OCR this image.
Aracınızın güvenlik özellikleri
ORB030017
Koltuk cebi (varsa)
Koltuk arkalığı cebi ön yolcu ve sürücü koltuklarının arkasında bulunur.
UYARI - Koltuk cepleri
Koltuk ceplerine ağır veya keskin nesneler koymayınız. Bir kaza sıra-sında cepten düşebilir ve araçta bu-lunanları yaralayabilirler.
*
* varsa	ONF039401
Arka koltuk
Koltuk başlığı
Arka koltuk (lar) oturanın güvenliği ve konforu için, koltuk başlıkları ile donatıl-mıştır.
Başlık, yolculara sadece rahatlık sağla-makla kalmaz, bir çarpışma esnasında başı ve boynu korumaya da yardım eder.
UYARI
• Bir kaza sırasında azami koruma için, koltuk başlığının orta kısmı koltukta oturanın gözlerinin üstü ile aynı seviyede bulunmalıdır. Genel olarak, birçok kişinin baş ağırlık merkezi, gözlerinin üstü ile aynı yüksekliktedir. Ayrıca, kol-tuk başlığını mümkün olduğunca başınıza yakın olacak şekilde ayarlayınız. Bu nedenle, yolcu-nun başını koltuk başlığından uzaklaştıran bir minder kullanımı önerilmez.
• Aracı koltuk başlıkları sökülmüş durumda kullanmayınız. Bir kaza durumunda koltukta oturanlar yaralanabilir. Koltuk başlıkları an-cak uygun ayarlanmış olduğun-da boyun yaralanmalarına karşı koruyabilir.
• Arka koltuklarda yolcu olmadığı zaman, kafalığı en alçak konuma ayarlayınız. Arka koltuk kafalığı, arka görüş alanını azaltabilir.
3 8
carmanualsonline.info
===============
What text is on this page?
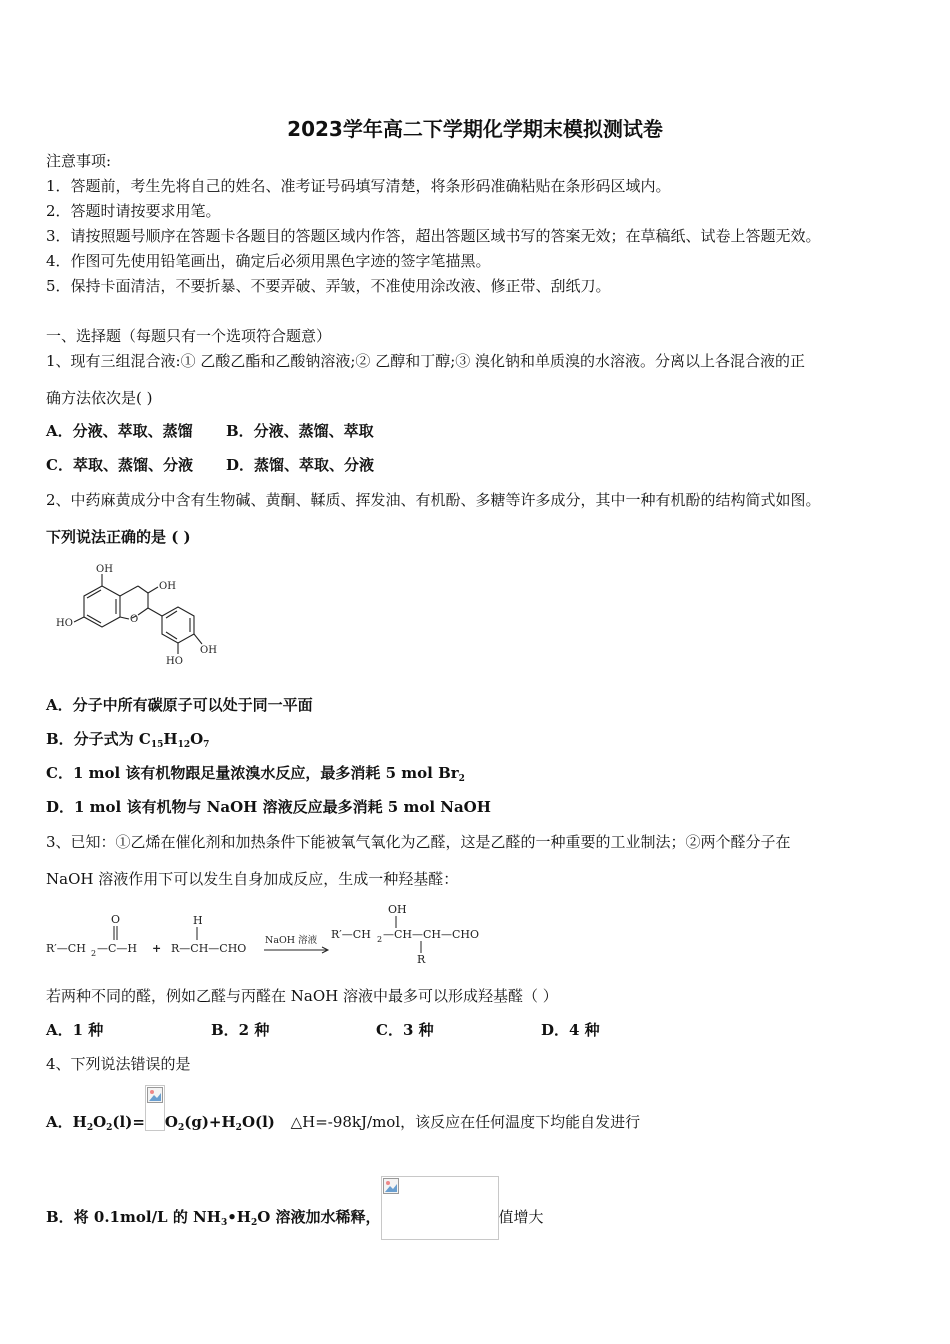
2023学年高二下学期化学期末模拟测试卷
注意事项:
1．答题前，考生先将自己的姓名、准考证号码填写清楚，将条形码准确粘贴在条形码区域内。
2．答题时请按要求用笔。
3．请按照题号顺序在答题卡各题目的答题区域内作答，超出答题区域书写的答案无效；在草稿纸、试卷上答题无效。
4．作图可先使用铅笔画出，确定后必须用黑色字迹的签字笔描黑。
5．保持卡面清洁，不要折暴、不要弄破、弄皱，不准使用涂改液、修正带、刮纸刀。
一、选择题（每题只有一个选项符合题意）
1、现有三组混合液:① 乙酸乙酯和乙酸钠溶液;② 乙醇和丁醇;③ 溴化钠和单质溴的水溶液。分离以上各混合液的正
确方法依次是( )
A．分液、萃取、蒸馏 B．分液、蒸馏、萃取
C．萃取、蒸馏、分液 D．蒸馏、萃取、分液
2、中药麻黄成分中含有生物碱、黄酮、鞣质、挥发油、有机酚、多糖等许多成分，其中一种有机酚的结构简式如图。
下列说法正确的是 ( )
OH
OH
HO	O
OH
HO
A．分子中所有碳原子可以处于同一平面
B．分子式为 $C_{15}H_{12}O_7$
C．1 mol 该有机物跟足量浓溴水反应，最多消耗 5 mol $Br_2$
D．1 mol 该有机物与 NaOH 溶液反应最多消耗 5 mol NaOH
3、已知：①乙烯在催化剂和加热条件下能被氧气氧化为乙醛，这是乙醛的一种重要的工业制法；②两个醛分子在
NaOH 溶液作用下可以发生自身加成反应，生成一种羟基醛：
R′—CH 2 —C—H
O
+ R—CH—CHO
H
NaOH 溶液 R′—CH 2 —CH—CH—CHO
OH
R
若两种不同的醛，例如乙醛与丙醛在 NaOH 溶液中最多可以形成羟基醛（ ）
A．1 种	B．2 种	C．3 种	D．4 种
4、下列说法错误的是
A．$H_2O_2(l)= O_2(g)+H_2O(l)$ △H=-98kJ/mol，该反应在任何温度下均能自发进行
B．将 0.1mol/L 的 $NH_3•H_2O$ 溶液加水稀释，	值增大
===============
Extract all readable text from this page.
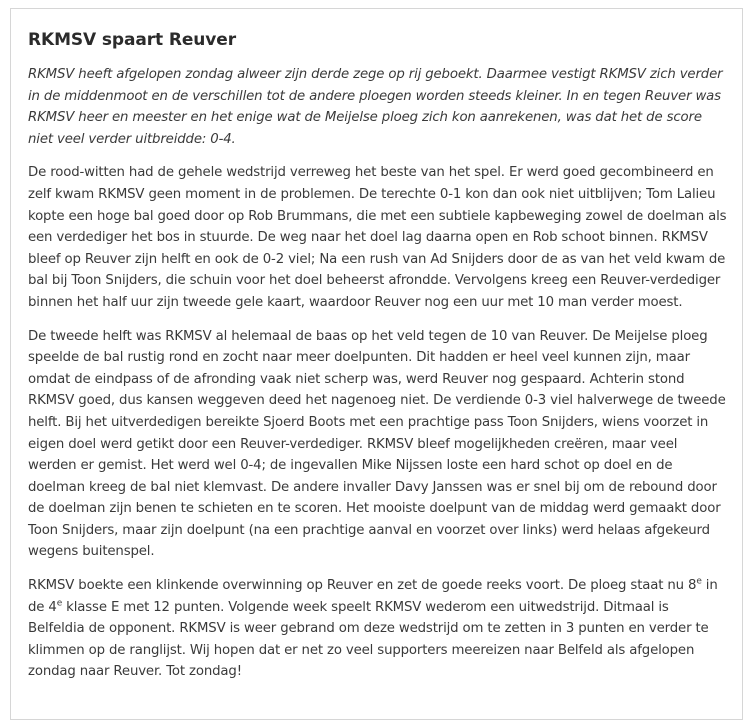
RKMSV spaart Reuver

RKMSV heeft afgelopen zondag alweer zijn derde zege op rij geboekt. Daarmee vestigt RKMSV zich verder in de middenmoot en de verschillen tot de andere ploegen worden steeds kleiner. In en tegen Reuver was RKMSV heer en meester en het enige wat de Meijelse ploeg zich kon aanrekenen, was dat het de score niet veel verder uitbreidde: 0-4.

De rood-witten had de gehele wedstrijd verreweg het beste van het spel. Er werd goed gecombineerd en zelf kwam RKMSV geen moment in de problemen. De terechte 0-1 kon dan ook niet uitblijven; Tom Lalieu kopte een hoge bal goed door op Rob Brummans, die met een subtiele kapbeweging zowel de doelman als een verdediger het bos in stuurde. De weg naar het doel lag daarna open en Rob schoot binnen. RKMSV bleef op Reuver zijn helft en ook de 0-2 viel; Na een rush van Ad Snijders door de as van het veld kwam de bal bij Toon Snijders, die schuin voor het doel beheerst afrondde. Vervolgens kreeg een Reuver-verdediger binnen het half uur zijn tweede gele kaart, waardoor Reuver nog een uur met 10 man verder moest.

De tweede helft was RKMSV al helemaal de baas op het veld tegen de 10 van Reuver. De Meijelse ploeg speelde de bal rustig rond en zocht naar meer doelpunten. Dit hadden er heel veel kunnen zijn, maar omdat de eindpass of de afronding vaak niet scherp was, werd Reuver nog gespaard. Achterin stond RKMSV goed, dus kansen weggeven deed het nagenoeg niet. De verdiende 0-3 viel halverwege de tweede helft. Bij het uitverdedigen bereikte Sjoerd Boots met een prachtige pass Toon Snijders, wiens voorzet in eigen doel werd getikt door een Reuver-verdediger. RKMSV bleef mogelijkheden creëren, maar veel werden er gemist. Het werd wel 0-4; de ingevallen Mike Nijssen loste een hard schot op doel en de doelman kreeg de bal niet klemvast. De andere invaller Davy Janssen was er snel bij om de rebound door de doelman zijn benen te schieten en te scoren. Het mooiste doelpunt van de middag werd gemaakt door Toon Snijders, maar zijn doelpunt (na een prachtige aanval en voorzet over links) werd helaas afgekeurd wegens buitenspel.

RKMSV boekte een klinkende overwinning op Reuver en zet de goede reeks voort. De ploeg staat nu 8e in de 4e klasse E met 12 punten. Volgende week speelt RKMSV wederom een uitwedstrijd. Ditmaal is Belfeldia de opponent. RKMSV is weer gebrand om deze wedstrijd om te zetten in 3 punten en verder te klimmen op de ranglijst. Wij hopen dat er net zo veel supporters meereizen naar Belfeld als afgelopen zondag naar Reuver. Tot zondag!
===============
■ SHORT TASK: Return each line that includes "koltukta".

■ WORKED ANSWER:
• Bir kaza sırasında azami koruma için, koltuk başlığının orta kısmı koltukta oturanın gözlerinin üstü ile aynı seviyede bulunmalıdır. Genel olarak, birçok kişinin baş ağırlık merkezi, gözlerinin üstü ile aynı yüksekliktedir. Ayrıca, kol-tuk başlığını mümkün olduğunca başınıza yakın olacak şekilde ayarlayınız. Bu nedenle, yolcu-nun başını koltuk başlığından uzaklaştıran bir minder kullanımı önerilmez.
• Aracı koltuk başlıkları sökülmüş durumda kullanmayınız. Bir kaza durumunda koltukta oturanlar yaralanabilir. Koltuk başlıkları an-cak uygun ayarlanmış olduğun-da boyun yaralanmalarına karşı koruyabilir.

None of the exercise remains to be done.